Extract the records below word for word and ignore the images.
####
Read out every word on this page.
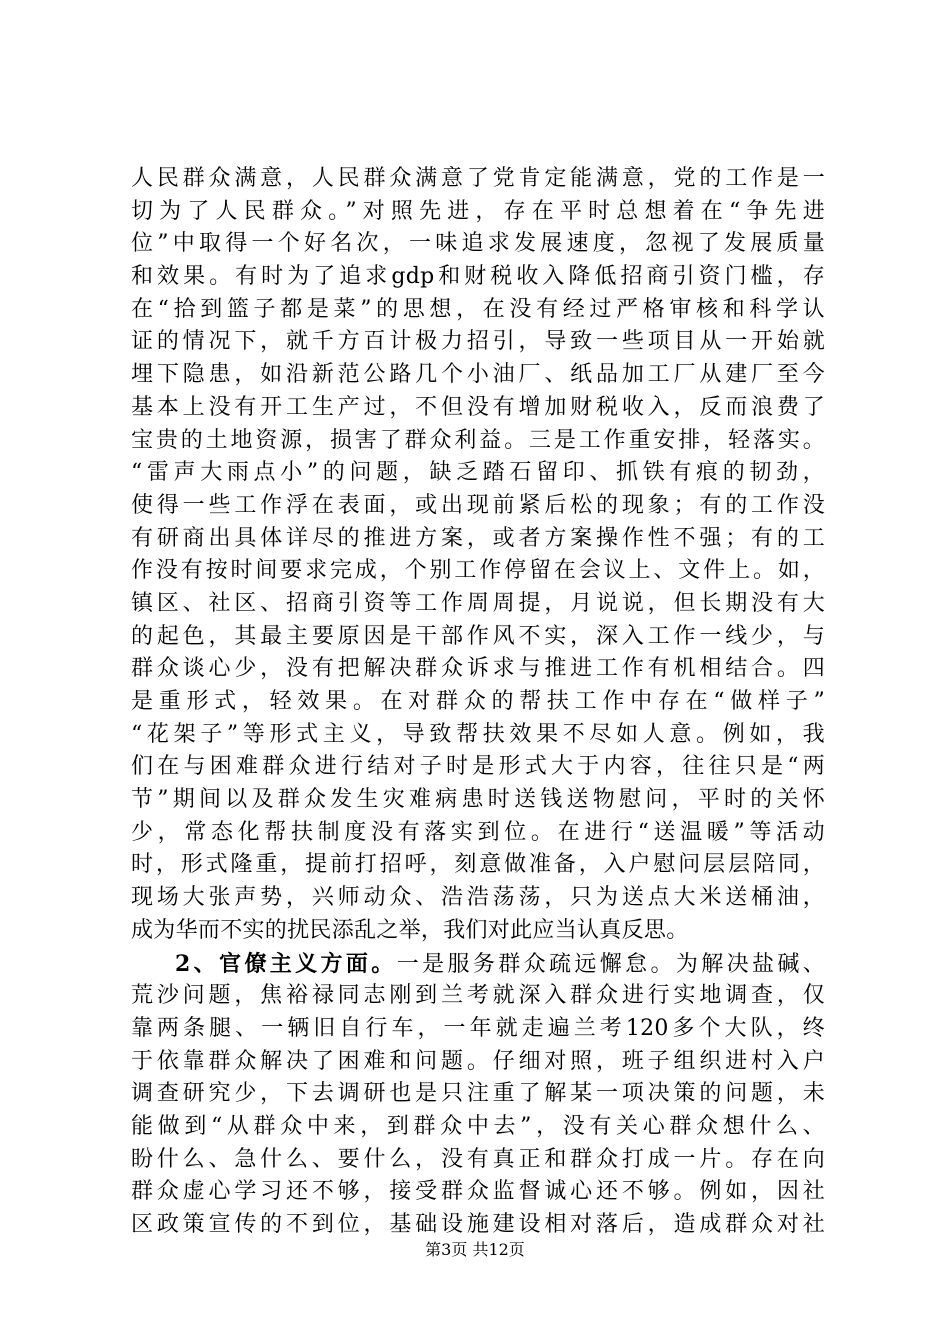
人民群众满意，人民群众满意了党肯定能满意，党的工作是一
切为了人民群众。”对照先进，存在平时总想着在“争先进
位”中取得一个好名次，一味追求发展速度，忽视了发展质量
和效果。有时为了追求gdp和财税收入降低招商引资门槛，存
在“拾到篮子都是菜”的思想，在没有经过严格审核和科学认
证的情况下，就千方百计极力招引，导致一些项目从一开始就
埋下隐患，如沿新范公路几个小油厂、纸品加工厂从建厂至今
基本上没有开工生产过，不但没有增加财税收入，反而浪费了
宝贵的土地资源，损害了群众利益。三是工作重安排，轻落实。
“雷声大雨点小”的问题，缺乏踏石留印、抓铁有痕的韧劲，
使得一些工作浮在表面，或出现前紧后松的现象；有的工作没
有研商出具体详尽的推进方案，或者方案操作性不强；有的工
作没有按时间要求完成，个别工作停留在会议上、文件上。如，
镇区、社区、招商引资等工作周周提，月说说，但长期没有大
的起色，其最主要原因是干部作风不实，深入工作一线少，与
群众谈心少，没有把解决群众诉求与推进工作有机相结合。四
是重形式，轻效果。在对群众的帮扶工作中存在“做样子”
“花架子”等形式主义，导致帮扶效果不尽如人意。例如，我
们在与困难群众进行结对子时是形式大于内容，往往只是“两
节”期间以及群众发生灾难病患时送钱送物慰问，平时的关怀
少，常态化帮扶制度没有落实到位。在进行“送温暖”等活动
时，形式隆重，提前打招呼，刻意做准备，入户慰问层层陪同，
现场大张声势，兴师动众、浩浩荡荡，只为送点大米送桶油，
成为华而不实的扰民添乱之举，我们对此应当认真反思。
2、官僚主义方面。一是服务群众疏远懈怠。为解决盐碱、
荒沙问题，焦裕禄同志刚到兰考就深入群众进行实地调查，仅
靠两条腿、一辆旧自行车，一年就走遍兰考120多个大队，终
于依靠群众解决了困难和问题。仔细对照，班子组织进村入户
调查研究少，下去调研也是只注重了解某一项决策的问题，未
能做到“从群众中来，到群众中去”，没有关心群众想什么、
盼什么、急什么、要什么，没有真正和群众打成一片。存在向
群众虚心学习还不够，接受群众监督诚心还不够。例如，因社
区政策宣传的不到位，基础设施建设相对落后，造成群众对社
第3页 共12页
####
* **Task output**
Read out every word on this page.
人民群众满意，人民群众满意了党肯定能满意，党的工作是一
切为了人民群众。”对照先进，存在平时总想着在“争先进
位”中取得一个好名次，一味追求发展速度，忽视了发展质量
和效果。有时为了追求gdp和财税收入降低招商引资门槛，存
在“拾到篮子都是菜”的思想，在没有经过严格审核和科学认
证的情况下，就千方百计极力招引，导致一些项目从一开始就
埋下隐患，如沿新范公路几个小油厂、纸品加工厂从建厂至今
基本上没有开工生产过，不但没有增加财税收入，反而浪费了
宝贵的土地资源，损害了群众利益。三是工作重安排，轻落实。
“雷声大雨点小”的问题，缺乏踏石留印、抓铁有痕的韧劲，
使得一些工作浮在表面，或出现前紧后松的现象；有的工作没
有研商出具体详尽的推进方案，或者方案操作性不强；有的工
作没有按时间要求完成，个别工作停留在会议上、文件上。如，
镇区、社区、招商引资等工作周周提，月说说，但长期没有大
的起色，其最主要原因是干部作风不实，深入工作一线少，与
群众谈心少，没有把解决群众诉求与推进工作有机相结合。四
是重形式，轻效果。在对群众的帮扶工作中存在“做样子”
“花架子”等形式主义，导致帮扶效果不尽如人意。例如，我
们在与困难群众进行结对子时是形式大于内容，往往只是“两
节”期间以及群众发生灾难病患时送钱送物慰问，平时的关怀
少，常态化帮扶制度没有落实到位。在进行“送温暖”等活动
时，形式隆重，提前打招呼，刻意做准备，入户慰问层层陪同，
现场大张声势，兴师动众、浩浩荡荡，只为送点大米送桶油，
成为华而不实的扰民添乱之举，我们对此应当认真反思。
2、官僚主义方面。一是服务群众疏远懈怠。为解决盐碱、
荒沙问题，焦裕禄同志刚到兰考就深入群众进行实地调查，仅
靠两条腿、一辆旧自行车，一年就走遍兰考120多个大队，终
于依靠群众解决了困难和问题。仔细对照，班子组织进村入户
调查研究少，下去调研也是只注重了解某一项决策的问题，未
能做到“从群众中来，到群众中去”，没有关心群众想什么、
盼什么、急什么、要什么，没有真正和群众打成一片。存在向
群众虚心学习还不够，接受群众监督诚心还不够。例如，因社
区政策宣传的不到位，基础设施建设相对落后，造成群众对社
第3页 共12页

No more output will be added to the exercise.